- [Texto de lectura]:
/---
Sus palabras le han parecido “razonables” y hasta  “moderadas” a Chamberlain. No en vano ha dicho y reiterado, tras sus recientes encuentros bilaterales en el "nido del águila" de Berchtesgaden y un hotel de Godesberg, que el Führer es un hombre de fiar y que cree en su palabra de que esta es su última reivindicación territorial.

Mussolini ha puesto entonces sobre la mesa, como cosa suya, un documento con cinco puntos, que Hitler le ha entregado pocas horas antes, cuando lo ha recogido, de camino, en su tren privado, “para darle al problema una solución práctica”. A Daladier le ha parecido “objetivo” y realista”. El plan prevé que la ocupación de los Sudetes tenga lugar entre el 1 y el 10 de octubre, que una comisión de la cuatro potencias fije las nuevas fronteras y supervise la celebración de un referéndum, en aquellas provincias de etnia “mixta”, en las que la voluntad de sus habitantes no parezca clara.

Mientras Mussolini se queda a comer con Hitler en la Führerbau, Chamberlain y Daladier salen, a la hora del almuerzo, a reunirse con sus respectivas delegaciones para discutir la propuesta. Los franceses se alojan en el Hotel Kempinski, los ingleses en el Regina Palast. Nada más llegar, el primer ministro británico se entera de que allí están también, recluidos en su habitación, el ministro de Exteriores checo Masaryk y un asesor del presidente Benes, cuya presencia en la conferencia ha sido vetada por los alemanes. Se les ha ordenado esperar el resultado, sin salir del hotel.
\---
Filas de un conjunto de datos
/---
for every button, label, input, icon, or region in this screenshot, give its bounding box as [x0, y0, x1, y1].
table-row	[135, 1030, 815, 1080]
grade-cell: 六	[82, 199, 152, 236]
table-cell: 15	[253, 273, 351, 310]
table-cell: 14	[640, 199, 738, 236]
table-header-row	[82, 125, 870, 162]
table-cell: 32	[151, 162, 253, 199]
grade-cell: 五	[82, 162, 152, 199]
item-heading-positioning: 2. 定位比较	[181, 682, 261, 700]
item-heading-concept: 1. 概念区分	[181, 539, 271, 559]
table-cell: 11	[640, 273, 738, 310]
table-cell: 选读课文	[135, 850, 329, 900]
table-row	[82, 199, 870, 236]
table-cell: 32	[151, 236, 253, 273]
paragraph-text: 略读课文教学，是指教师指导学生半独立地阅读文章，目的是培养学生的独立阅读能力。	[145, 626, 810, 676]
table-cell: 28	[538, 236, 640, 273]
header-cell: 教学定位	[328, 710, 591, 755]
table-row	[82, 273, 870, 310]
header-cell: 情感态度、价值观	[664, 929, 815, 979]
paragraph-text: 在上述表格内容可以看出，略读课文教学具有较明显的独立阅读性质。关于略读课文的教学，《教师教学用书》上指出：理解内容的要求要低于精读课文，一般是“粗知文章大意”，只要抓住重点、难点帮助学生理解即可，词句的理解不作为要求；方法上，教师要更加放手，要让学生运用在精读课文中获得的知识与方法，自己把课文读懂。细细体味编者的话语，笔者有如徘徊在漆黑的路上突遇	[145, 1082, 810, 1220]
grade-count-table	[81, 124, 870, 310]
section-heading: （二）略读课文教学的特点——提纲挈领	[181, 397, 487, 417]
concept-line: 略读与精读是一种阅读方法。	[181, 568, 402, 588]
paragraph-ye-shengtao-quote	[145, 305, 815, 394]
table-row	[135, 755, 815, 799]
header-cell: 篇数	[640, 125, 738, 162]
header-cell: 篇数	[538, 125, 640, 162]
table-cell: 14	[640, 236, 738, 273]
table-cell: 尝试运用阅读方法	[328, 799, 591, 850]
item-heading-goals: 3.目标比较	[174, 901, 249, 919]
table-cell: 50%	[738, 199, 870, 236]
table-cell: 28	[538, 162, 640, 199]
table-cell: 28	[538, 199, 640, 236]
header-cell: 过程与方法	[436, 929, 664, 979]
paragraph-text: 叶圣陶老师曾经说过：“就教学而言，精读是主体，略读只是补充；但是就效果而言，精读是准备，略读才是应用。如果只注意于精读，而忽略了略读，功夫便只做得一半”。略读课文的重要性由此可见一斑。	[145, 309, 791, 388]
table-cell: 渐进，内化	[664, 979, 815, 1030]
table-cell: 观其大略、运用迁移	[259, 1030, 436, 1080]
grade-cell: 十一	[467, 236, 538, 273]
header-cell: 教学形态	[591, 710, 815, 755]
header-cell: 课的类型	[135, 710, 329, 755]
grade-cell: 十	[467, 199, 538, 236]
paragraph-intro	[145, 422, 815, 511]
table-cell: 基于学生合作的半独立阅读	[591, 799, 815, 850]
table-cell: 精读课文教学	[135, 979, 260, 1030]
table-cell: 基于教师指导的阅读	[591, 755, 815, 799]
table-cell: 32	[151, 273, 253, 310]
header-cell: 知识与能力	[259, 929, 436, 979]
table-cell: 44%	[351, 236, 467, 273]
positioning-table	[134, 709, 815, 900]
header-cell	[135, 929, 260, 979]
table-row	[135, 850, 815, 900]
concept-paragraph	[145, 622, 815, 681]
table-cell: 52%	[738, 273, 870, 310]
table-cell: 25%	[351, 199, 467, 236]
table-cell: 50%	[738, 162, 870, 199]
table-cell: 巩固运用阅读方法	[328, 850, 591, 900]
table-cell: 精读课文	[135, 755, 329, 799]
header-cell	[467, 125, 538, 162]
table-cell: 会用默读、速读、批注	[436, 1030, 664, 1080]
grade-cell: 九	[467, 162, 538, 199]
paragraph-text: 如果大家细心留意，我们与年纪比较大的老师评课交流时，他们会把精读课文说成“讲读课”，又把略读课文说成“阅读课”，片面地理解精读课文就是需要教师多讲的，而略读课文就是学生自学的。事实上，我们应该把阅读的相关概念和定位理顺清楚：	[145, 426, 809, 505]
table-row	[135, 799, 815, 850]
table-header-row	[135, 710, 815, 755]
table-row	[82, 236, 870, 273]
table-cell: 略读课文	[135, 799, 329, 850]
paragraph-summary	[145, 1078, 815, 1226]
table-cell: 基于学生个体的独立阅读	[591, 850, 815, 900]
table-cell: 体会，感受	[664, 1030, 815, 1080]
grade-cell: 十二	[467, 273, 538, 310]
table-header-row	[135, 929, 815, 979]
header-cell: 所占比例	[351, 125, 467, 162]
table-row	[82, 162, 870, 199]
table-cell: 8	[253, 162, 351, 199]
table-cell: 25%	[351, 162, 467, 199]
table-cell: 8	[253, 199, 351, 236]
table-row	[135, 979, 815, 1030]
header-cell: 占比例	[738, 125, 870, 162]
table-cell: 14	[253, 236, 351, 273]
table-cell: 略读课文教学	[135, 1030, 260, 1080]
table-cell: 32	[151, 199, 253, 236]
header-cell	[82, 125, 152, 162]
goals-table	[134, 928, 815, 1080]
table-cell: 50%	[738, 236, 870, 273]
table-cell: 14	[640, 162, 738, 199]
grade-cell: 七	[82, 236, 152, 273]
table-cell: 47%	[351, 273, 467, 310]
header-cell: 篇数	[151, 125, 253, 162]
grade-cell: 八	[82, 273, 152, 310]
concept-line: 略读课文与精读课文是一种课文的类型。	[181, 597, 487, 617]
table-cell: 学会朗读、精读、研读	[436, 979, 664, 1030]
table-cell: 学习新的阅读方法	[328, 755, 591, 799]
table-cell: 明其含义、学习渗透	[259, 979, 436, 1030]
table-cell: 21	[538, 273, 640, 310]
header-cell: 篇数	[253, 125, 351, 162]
\---
- [Instrucción escrita A]: ¿Concuerdan con el texto sobre los Sudetes estas afirmaciones: (i) los franceses se alojan en el Hotel Kempinski; (ii) Mussolini sale a la hora del almuerzo a reunirse con su delegación; (iii) Masaryk pudo estar presente en la conferencia? Contesta sí o no a cada una y cita textualmente las palabras que lo deciden.
- [Instrucción escrita B]: Continúa el texto sobre los Sudetes a partir de la frase «Se les ha ordenado esperar el resultado, sin salir del hotel.»

- [Resultado obtenido A]:
(i) Sí: «Los franceses se alojan en el Hotel Kempinski».
(ii) No: «Mientras Mussolini se queda a comer con Hitler en la Führerbau».
(iii) No: «cuya presencia en la conferencia ha sido vetada por los alemanes».

- [Resultado obtenido B]:
Cualquier cosa, menos tener que cumplir la garantía dada a Checoslovaquia de defenderla con las armas

Cuando la conferencia se reanuda por la tarde, la suerte está echada. Franceses y británicos se escudan, recíprocamente, en la indecisión del otro para presentar sólo enmiendas “técnicas” al plan, sobre compensaciones económicas, protección de edificios oficiales y otras fruslerías. Cualquier cosa, menos tener que cumplir la garantía dada a Checoslovaquia de defenderla con las armas. Como ha dicho, hace sólo dos días, Chamberlain en el parlamento, “sería terrible que tuviéramos que cavar trincheras y ponernos máscaras de gas por una disputa en un país remoto, entre gentes de las que no sabemos nada”.

Hasta las enmiendas técnicas irritan a Hitler: "Nuestro tiempo es demasiado valioso para perderlo en nimiedades", masculla, mientras Mussolini se pasea, impacientemente, por la habitación con las manos en los bolsillos. Chamberlain hace un amago, rechazado con airados aspavientos por el Führer, de pedir la presencia de los checos,  pero el paripé termina pronto.

Por la noche, se redacta una comunicación oficial que implica aceptar el plan de Hitler y Mussolini y abandonar a Checoslovaquia a su suerte. A sir Horace Wilson le corresponde el trago amargo de comunicar el desenlace a los checos, desplegando ante sus ojos atónitos un mapa que implica el desmembramiento de su país. “Si ustedes no lo aceptan, tendrán que arreglárselas con los alemanes, absolutamente solos”.

Uno de los periodistas que permanece hasta el final al pie de esta escalinata, a la que me han traído la documentación y el atrezzo museístico, es William Shirer, el corresponsal del New York Herald, que ya tiene en la cabeza los primeros capítulos de la que será su mítica obra El auge y caída del Tercer Reich. A la una y media de la madrugada, ve salir a Chamberlain "bostezando" y con aspecto "plácidamente adormilado". Una hora después, observa la marcha de Hitler y Ribbentropp.  Shirer toma nota de que “la luz de la victoria brilla en los ojos del Führer cuando baja, pavoneándose, los amplios escalones”.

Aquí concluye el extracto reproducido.